**STATED PROBLEM:** Swap "annotation" for "note" everywhere in the lines below, and leave everything else unchanged.
★ ★ ★
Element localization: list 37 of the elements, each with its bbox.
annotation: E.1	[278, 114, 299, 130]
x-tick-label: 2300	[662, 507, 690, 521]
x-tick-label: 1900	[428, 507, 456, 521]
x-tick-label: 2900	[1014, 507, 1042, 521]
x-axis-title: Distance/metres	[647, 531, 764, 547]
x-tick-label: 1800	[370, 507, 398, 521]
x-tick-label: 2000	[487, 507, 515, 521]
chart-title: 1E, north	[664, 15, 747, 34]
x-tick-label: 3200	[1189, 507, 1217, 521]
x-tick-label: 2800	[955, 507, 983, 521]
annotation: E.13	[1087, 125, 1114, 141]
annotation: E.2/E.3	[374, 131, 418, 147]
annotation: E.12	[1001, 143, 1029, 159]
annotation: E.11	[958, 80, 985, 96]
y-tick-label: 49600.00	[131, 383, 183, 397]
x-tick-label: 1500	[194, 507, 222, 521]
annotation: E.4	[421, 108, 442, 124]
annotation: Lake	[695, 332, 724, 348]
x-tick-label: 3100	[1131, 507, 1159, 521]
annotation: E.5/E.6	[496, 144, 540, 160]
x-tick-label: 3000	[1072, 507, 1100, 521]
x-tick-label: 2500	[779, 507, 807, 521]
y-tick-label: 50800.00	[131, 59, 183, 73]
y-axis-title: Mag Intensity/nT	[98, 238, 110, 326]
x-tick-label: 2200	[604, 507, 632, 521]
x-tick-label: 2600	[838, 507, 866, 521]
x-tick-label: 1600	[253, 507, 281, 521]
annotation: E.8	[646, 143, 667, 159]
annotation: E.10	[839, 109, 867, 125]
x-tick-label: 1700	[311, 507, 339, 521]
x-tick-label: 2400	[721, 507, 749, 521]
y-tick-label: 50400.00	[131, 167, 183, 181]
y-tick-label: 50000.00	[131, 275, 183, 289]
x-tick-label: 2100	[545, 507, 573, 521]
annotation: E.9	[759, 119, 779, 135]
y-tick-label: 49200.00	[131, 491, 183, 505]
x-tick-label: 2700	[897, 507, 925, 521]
★ ★ ★
**FINISHED EXERCISE:**
Element localization: list 37 of the elements, each with its bbox.
note: E.1	[278, 114, 299, 130]
x-tick-label: 2300	[662, 507, 690, 521]
x-tick-label: 1900	[428, 507, 456, 521]
x-tick-label: 2900	[1014, 507, 1042, 521]
x-axis-title: Distance/metres	[647, 531, 764, 547]
x-tick-label: 1800	[370, 507, 398, 521]
x-tick-label: 2000	[487, 507, 515, 521]
chart-title: 1E, north	[664, 15, 747, 34]
x-tick-label: 3200	[1189, 507, 1217, 521]
x-tick-label: 2800	[955, 507, 983, 521]
note: E.13	[1087, 125, 1114, 141]
note: E.2/E.3	[374, 131, 418, 147]
note: E.12	[1001, 143, 1029, 159]
note: E.11	[958, 80, 985, 96]
y-tick-label: 49600.00	[131, 383, 183, 397]
x-tick-label: 1500	[194, 507, 222, 521]
note: E.4	[421, 108, 442, 124]
note: Lake	[695, 332, 724, 348]
x-tick-label: 3100	[1131, 507, 1159, 521]
note: E.5/E.6	[496, 144, 540, 160]
x-tick-label: 3000	[1072, 507, 1100, 521]
x-tick-label: 2500	[779, 507, 807, 521]
y-tick-label: 50800.00	[131, 59, 183, 73]
y-axis-title: Mag Intensity/nT	[98, 238, 110, 326]
x-tick-label: 2200	[604, 507, 632, 521]
x-tick-label: 2600	[838, 507, 866, 521]
x-tick-label: 1600	[253, 507, 281, 521]
note: E.8	[646, 143, 667, 159]
note: E.10	[839, 109, 867, 125]
x-tick-label: 1700	[311, 507, 339, 521]
x-tick-label: 2400	[721, 507, 749, 521]
y-tick-label: 50400.00	[131, 167, 183, 181]
y-tick-label: 50000.00	[131, 275, 183, 289]
x-tick-label: 2100	[545, 507, 573, 521]
note: E.9	[759, 119, 779, 135]
y-tick-label: 49200.00	[131, 491, 183, 505]
x-tick-label: 2700	[897, 507, 925, 521]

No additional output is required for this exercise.